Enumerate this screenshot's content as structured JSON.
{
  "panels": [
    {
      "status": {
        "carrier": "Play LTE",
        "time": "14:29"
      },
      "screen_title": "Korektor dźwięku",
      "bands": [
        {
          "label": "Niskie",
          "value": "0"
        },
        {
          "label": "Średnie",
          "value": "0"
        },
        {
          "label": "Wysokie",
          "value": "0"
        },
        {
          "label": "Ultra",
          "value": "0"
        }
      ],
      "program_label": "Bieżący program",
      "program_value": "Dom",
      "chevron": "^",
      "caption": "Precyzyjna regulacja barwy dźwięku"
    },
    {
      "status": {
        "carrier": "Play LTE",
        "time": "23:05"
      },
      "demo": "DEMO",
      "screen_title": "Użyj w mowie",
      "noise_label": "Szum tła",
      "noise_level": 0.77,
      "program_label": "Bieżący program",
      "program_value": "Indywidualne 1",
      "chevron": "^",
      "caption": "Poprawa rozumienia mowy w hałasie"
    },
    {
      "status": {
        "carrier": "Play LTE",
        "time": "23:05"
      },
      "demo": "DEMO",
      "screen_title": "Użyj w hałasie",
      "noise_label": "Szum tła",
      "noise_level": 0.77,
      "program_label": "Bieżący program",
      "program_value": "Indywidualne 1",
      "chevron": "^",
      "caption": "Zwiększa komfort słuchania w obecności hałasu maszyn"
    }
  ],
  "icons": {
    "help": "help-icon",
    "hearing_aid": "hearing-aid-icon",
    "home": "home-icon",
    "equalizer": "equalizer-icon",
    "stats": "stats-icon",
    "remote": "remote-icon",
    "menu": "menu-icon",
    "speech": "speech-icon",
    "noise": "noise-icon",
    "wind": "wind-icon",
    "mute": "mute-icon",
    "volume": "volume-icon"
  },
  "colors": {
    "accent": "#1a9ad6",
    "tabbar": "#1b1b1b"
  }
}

== Work required ==
Select and copy every line of the listing with the word "dźwięku".

== Written solution ==
      "screen_title": "Korektor dźwięku",
      "caption": "Precyzyjna regulacja barwy dźwięku"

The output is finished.